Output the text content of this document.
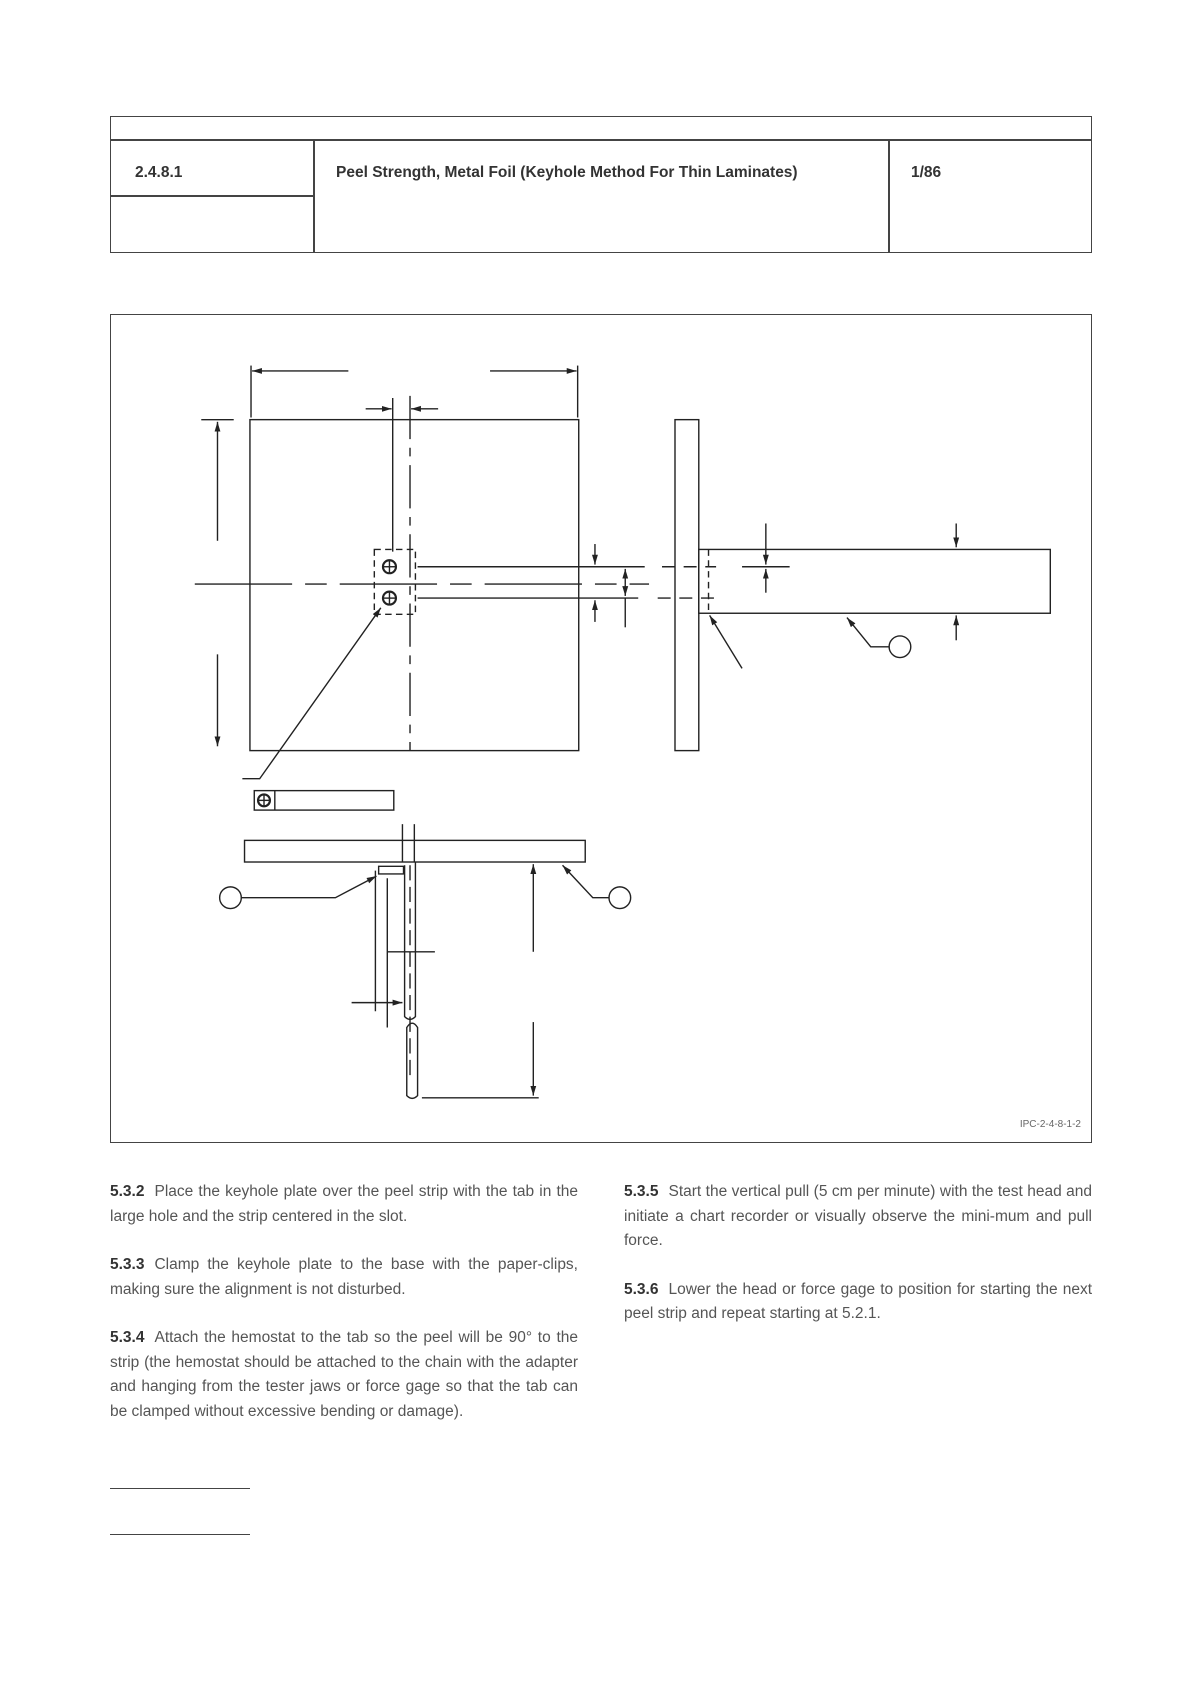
2.4.8.1	Peel Strength, Metal Foil (Keyhole Method For Thin Laminates)	1/86
IPC-2-4-8-1-2

5.3.2 Place the keyhole plate over the peel strip with the tab in the large hole and the strip centered in the slot.

5.3.3 Clamp the keyhole plate to the base with the paper-clips, making sure the alignment is not disturbed.

5.3.4 Attach the hemostat to the tab so the peel will be 90° to the strip (the hemostat should be attached to the chain with the adapter and hanging from the tester jaws or force gage so that the tab can be clamped without excessive bending or damage).

5.3.5 Start the vertical pull (5 cm per minute) with the test head and initiate a chart recorder or visually observe the mini-mum and pull force.

5.3.6 Lower the head or force gage to position for starting the next peel strip and repeat starting at 5.2.1.
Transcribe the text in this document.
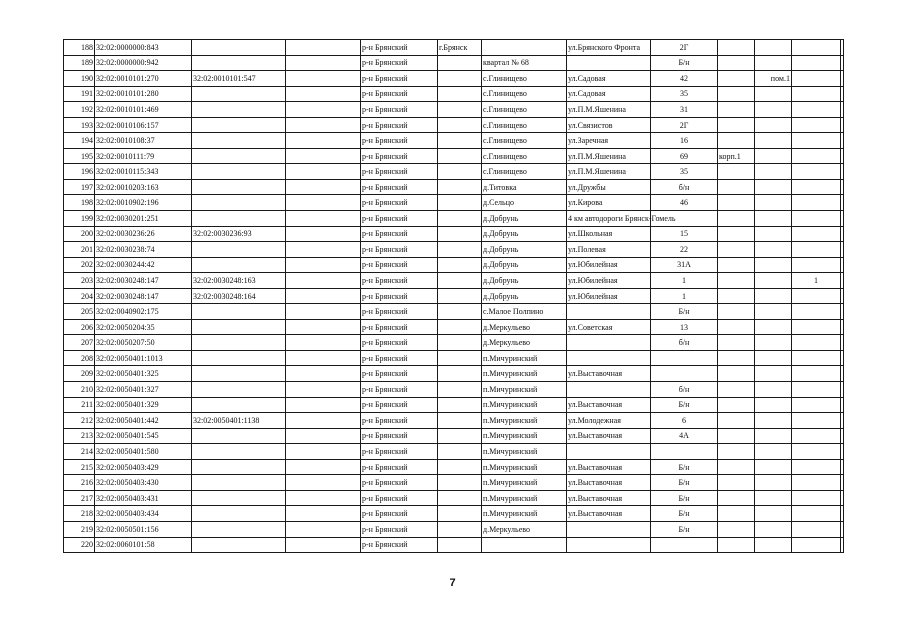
188	32:02:0000000:843			р-н Брянский	г.Брянск		ул.Брянского Фронта	2Г				
189	32:02:0000000:942			р-н Брянский		квартал № 68		Б/н				
190	32:02:0010101:270	32:02:0010101:547		р-н Брянский		с.Глинищево	ул.Садовая	42		пом.1		
191	32:02:0010101:280			р-н Брянский		с.Глинищево	ул.Садовая	35				
192	32:02:0010101:469			р-н Брянский		с.Глинищево	ул.П.М.Яшенина	31				
193	32:02:0010106:157			р-н Брянский		с.Глинищево	ул.Связистов	2Г				
194	32:02:0010108:37			р-н Брянский		с.Глинищево	ул.Заречная	16				
195	32:02:0010111:79			р-н Брянский		с.Глинищево	ул.П.М.Яшенина	69	корп.1			
196	32:02:0010115:343			р-н Брянский		с.Глинищево	ул.П.М.Яшенина	35				
197	32:02:0010203:163			р-н Брянский		д.Титовка	ул.Дружбы	б/н				
198	32:02:0010902:196			р-н Брянский		д.Сельцо	ул.Кирова	46				
199	32:02:0030201:251			р-н Брянский		д.Добрунь	4 км автодороги Брянск-Гомель					
200	32:02:0030236:26	32:02:0030236:93		р-н Брянский		д.Добрунь	ул.Школьная	15				
201	32:02:0030238:74			р-н Брянский		д.Добрунь	ул.Полевая	22				
202	32:02:0030244:42			р-н Брянский		д.Добрунь	ул.Юбилейная	31А				
203	32:02:0030248:147	32:02:0030248:163		р-н Брянский		д.Добрунь	ул.Юбилейная	1			1	
204	32:02:0030248:147	32:02:0030248:164		р-н Брянский		д.Добрунь	ул.Юбилейная	1				
205	32:02:0040902:175			р-н Брянский		с.Малое Полпино		Б/н				
206	32:02:0050204:35			р-н Брянский		д.Меркульево	ул.Советская	13				
207	32:02:0050207:50			р-н Брянский		д.Меркульево		б/н				
208	32:02:0050401:1013			р-н Брянский		п.Мичуринский						
209	32:02:0050401:325			р-н Брянский		п.Мичуринский	ул.Выставочная					
210	32:02:0050401:327			р-н Брянский		п.Мичуринский		б/н				
211	32:02:0050401:329			р-н Брянский		п.Мичуринский	ул.Выставочная	Б/н				
212	32:02:0050401:442	32:02:0050401:1138		р-н Брянский		п.Мичуринский	ул.Молодежная	6				
213	32:02:0050401:545			р-н Брянский		п.Мичуринский	ул.Выставочная	4А				
214	32:02:0050401:580			р-н Брянский		п.Мичуринский						
215	32:02:0050403:429			р-н Брянский		п.Мичуринский	ул.Выставочная	Б/н				
216	32:02:0050403:430			р-н Брянский		п.Мичуринский	ул.Выставочная	Б/н				
217	32:02:0050403:431			р-н Брянский		п.Мичуринский	ул.Выставочная	Б/н				
218	32:02:0050403:434			р-н Брянский		п.Мичуринский	ул.Выставочная	Б/н				
219	32:02:0050501:156			р-н Брянский		д.Меркульево		Б/н				
220	32:02:0060101:58			р-н Брянский								
7
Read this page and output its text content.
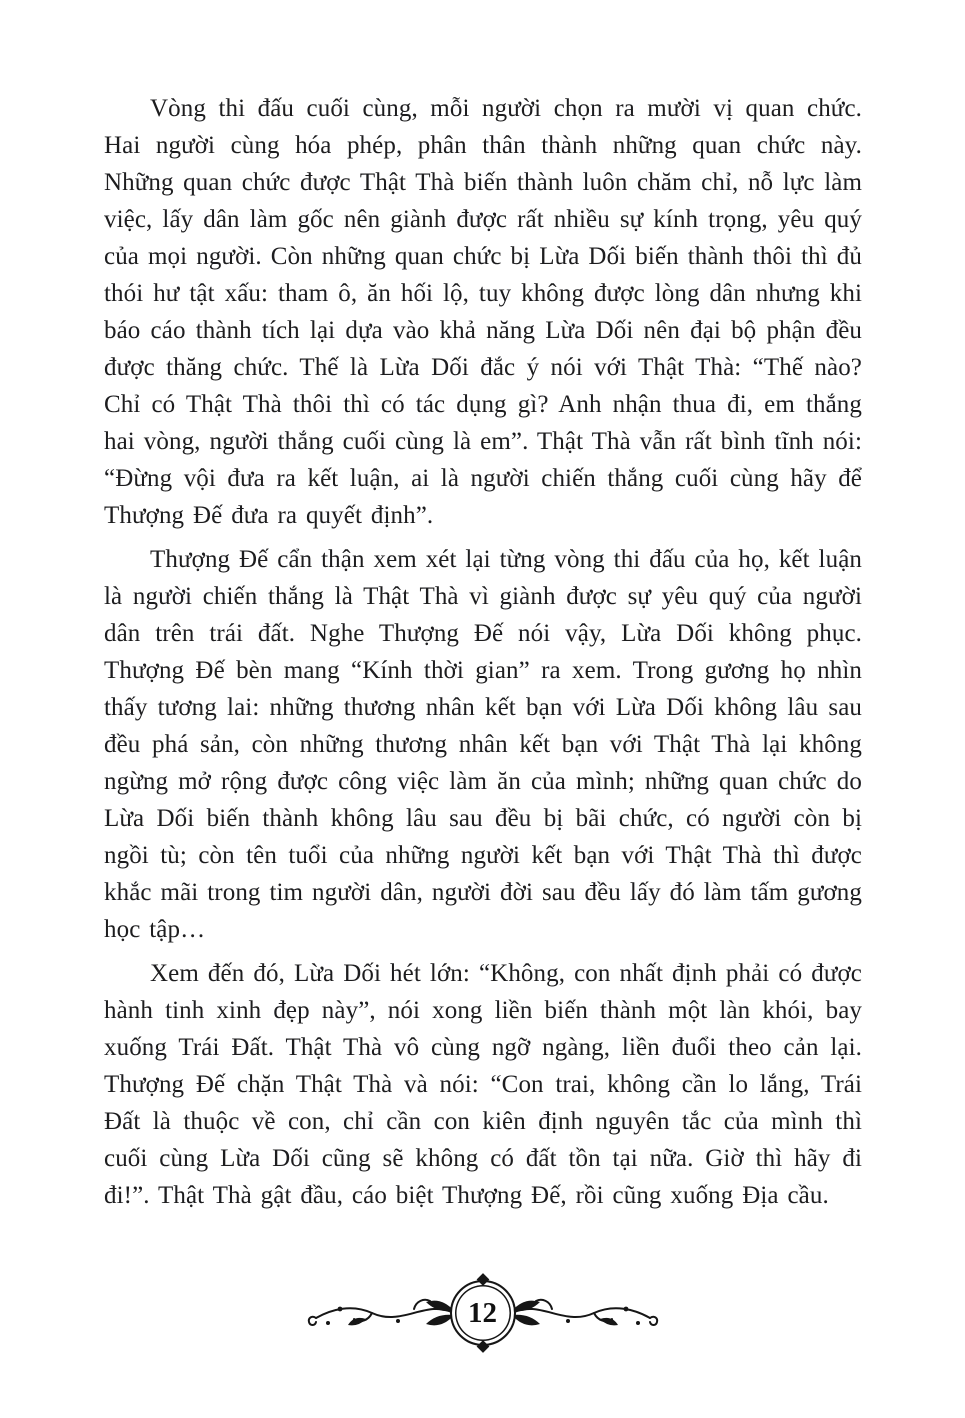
Vòng thi đấu cuối cùng, mỗi người chọn ra mười vị quan chức. Hai người cùng hóa phép, phân thân thành những quan chức này. Những quan chức được Thật Thà biến thành luôn chăm chỉ, nỗ lực làm việc, lấy dân làm gốc nên giành được rất nhiều sự kính trọng, yêu quý của mọi người. Còn những quan chức bị Lừa Dối biến thành thôi thì đủ thói hư tật xấu: tham ô, ăn hối lộ, tuy không được lòng dân nhưng khi báo cáo thành tích lại dựa vào khả năng Lừa Dối nên đại bộ phận đều được thăng chức. Thế là Lừa Dối đắc ý nói với Thật Thà: “Thế nào? Chỉ có Thật Thà thôi thì có tác dụng gì? Anh nhận thua đi, em thắng hai vòng, người thắng cuối cùng là em”. Thật Thà vẫn rất bình tĩnh nói: “Đừng vội đưa ra kết luận, ai là người chiến thắng cuối cùng hãy để Thượng Đế đưa ra quyết định”.

Thượng Đế cẩn thận xem xét lại từng vòng thi đấu của họ, kết luận là người chiến thắng là Thật Thà vì giành được sự yêu quý của người dân trên trái đất. Nghe Thượng Đế nói vậy, Lừa Dối không phục. Thượng Đế bèn mang “Kính thời gian” ra xem. Trong gương họ nhìn thấy tương lai: những thương nhân kết bạn với Lừa Dối không lâu sau đều phá sản, còn những thương nhân kết bạn với Thật Thà lại không ngừng mở rộng được công việc làm ăn của mình; những quan chức do Lừa Dối biến thành không lâu sau đều bị bãi chức, có người còn bị ngồi tù; còn tên tuổi của những người kết bạn với Thật Thà thì được khắc mãi trong tim người dân, người đời sau đều lấy đó làm tấm gương học tập…

Xem đến đó, Lừa Dối hét lớn: “Không, con nhất định phải có được hành tinh xinh đẹp này”, nói xong liền biến thành một làn khói, bay xuống Trái Đất. Thật Thà vô cùng ngỡ ngàng, liền đuổi theo cản lại. Thượng Đế chặn Thật Thà và nói: “Con trai, không cần lo lắng, Trái Đất là thuộc về con, chỉ cần con kiên định nguyên tắc của mình thì cuối cùng Lừa Dối cũng sẽ không có đất tồn tại nữa. Giờ thì hãy đi đi!”. Thật Thà gật đầu, cáo biệt Thượng Đế, rồi cũng xuống Địa cầu.

12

⁂

## Task description
Repeat the material above verbatim. Leave the pictures behind.

## Finished answer
Output the text content of this document.
2.4.8.1	Peel Strength, Metal Foil (Keyhole Method For Thin Laminates)	1/86
IPC-2-4-8-1-2

5.3.2 Place the keyhole plate over the peel strip with the tab in the large hole and the strip centered in the slot.

5.3.3 Clamp the keyhole plate to the base with the paper-clips, making sure the alignment is not disturbed.

5.3.4 Attach the hemostat to the tab so the peel will be 90° to the strip (the hemostat should be attached to the chain with the adapter and hanging from the tester jaws or force gage so that the tab can be clamped without excessive bending or damage).

5.3.5 Start the vertical pull (5 cm per minute) with the test head and initiate a chart recorder or visually observe the mini-mum and pull force.

5.3.6 Lower the head or force gage to position for starting the next peel strip and repeat starting at 5.2.1.
Transcribe the text in this document.
188	32:02:0000000:843			р-н Брянский	г.Брянск		ул.Брянского Фронта	2Г				
189	32:02:0000000:942			р-н Брянский		квартал № 68		Б/н				
190	32:02:0010101:270	32:02:0010101:547		р-н Брянский		с.Глинищево	ул.Садовая	42		пом.1		
191	32:02:0010101:280			р-н Брянский		с.Глинищево	ул.Садовая	35				
192	32:02:0010101:469			р-н Брянский		с.Глинищево	ул.П.М.Яшенина	31				
193	32:02:0010106:157			р-н Брянский		с.Глинищево	ул.Связистов	2Г				
194	32:02:0010108:37			р-н Брянский		с.Глинищево	ул.Заречная	16				
195	32:02:0010111:79			р-н Брянский		с.Глинищево	ул.П.М.Яшенина	69	корп.1			
196	32:02:0010115:343			р-н Брянский		с.Глинищево	ул.П.М.Яшенина	35				
197	32:02:0010203:163			р-н Брянский		д.Титовка	ул.Дружбы	б/н				
198	32:02:0010902:196			р-н Брянский		д.Сельцо	ул.Кирова	46				
199	32:02:0030201:251			р-н Брянский		д.Добрунь	4 км автодороги Брянск-Гомель					
200	32:02:0030236:26	32:02:0030236:93		р-н Брянский		д.Добрунь	ул.Школьная	15				
201	32:02:0030238:74			р-н Брянский		д.Добрунь	ул.Полевая	22				
202	32:02:0030244:42			р-н Брянский		д.Добрунь	ул.Юбилейная	31А				
203	32:02:0030248:147	32:02:0030248:163		р-н Брянский		д.Добрунь	ул.Юбилейная	1			1	
204	32:02:0030248:147	32:02:0030248:164		р-н Брянский		д.Добрунь	ул.Юбилейная	1				
205	32:02:0040902:175			р-н Брянский		с.Малое Полпино		Б/н				
206	32:02:0050204:35			р-н Брянский		д.Меркульево	ул.Советская	13				
207	32:02:0050207:50			р-н Брянский		д.Меркульево		б/н				
208	32:02:0050401:1013			р-н Брянский		п.Мичуринский						
209	32:02:0050401:325			р-н Брянский		п.Мичуринский	ул.Выставочная					
210	32:02:0050401:327			р-н Брянский		п.Мичуринский		б/н				
211	32:02:0050401:329			р-н Брянский		п.Мичуринский	ул.Выставочная	Б/н				
212	32:02:0050401:442	32:02:0050401:1138		р-н Брянский		п.Мичуринский	ул.Молодежная	6				
213	32:02:0050401:545			р-н Брянский		п.Мичуринский	ул.Выставочная	4А				
214	32:02:0050401:580			р-н Брянский		п.Мичуринский						
215	32:02:0050403:429			р-н Брянский		п.Мичуринский	ул.Выставочная	Б/н				
216	32:02:0050403:430			р-н Брянский		п.Мичуринский	ул.Выставочная	Б/н				
217	32:02:0050403:431			р-н Брянский		п.Мичуринский	ул.Выставочная	Б/н				
218	32:02:0050403:434			р-н Брянский		п.Мичуринский	ул.Выставочная	Б/н				
219	32:02:0050501:156			р-н Брянский		д.Меркульево		Б/н				
220	32:02:0060101:58			р-н Брянский								
7
Read this page and output its text content.
Vòng thi đấu cuối cùng, mỗi người chọn ra mười vị quan chức. Hai người cùng hóa phép, phân thân thành những quan chức này. Những quan chức được Thật Thà biến thành luôn chăm chỉ, nỗ lực làm việc, lấy dân làm gốc nên giành được rất nhiều sự kính trọng, yêu quý của mọi người. Còn những quan chức bị Lừa Dối biến thành thôi thì đủ thói hư tật xấu: tham ô, ăn hối lộ, tuy không được lòng dân nhưng khi báo cáo thành tích lại dựa vào khả năng Lừa Dối nên đại bộ phận đều được thăng chức. Thế là Lừa Dối đắc ý nói với Thật Thà: “Thế nào? Chỉ có Thật Thà thôi thì có tác dụng gì? Anh nhận thua đi, em thắng hai vòng, người thắng cuối cùng là em”. Thật Thà vẫn rất bình tĩnh nói: “Đừng vội đưa ra kết luận, ai là người chiến thắng cuối cùng hãy để Thượng Đế đưa ra quyết định”.

Thượng Đế cẩn thận xem xét lại từng vòng thi đấu của họ, kết luận là người chiến thắng là Thật Thà vì giành được sự yêu quý của người dân trên trái đất. Nghe Thượng Đế nói vậy, Lừa Dối không phục. Thượng Đế bèn mang “Kính thời gian” ra xem. Trong gương họ nhìn thấy tương lai: những thương nhân kết bạn với Lừa Dối không lâu sau đều phá sản, còn những thương nhân kết bạn với Thật Thà lại không ngừng mở rộng được công việc làm ăn của mình; những quan chức do Lừa Dối biến thành không lâu sau đều bị bãi chức, có người còn bị ngồi tù; còn tên tuổi của những người kết bạn với Thật Thà thì được khắc mãi trong tim người dân, người đời sau đều lấy đó làm tấm gương học tập…

Xem đến đó, Lừa Dối hét lớn: “Không, con nhất định phải có được hành tinh xinh đẹp này”, nói xong liền biến thành một làn khói, bay xuống Trái Đất. Thật Thà vô cùng ngỡ ngàng, liền đuổi theo cản lại. Thượng Đế chặn Thật Thà và nói: “Con trai, không cần lo lắng, Trái Đất là thuộc về con, chỉ cần con kiên định nguyên tắc của mình thì cuối cùng Lừa Dối cũng sẽ không có đất tồn tại nữa. Giờ thì hãy đi đi!”. Thật Thà gật đầu, cáo biệt Thượng Đế, rồi cũng xuống Địa cầu.

12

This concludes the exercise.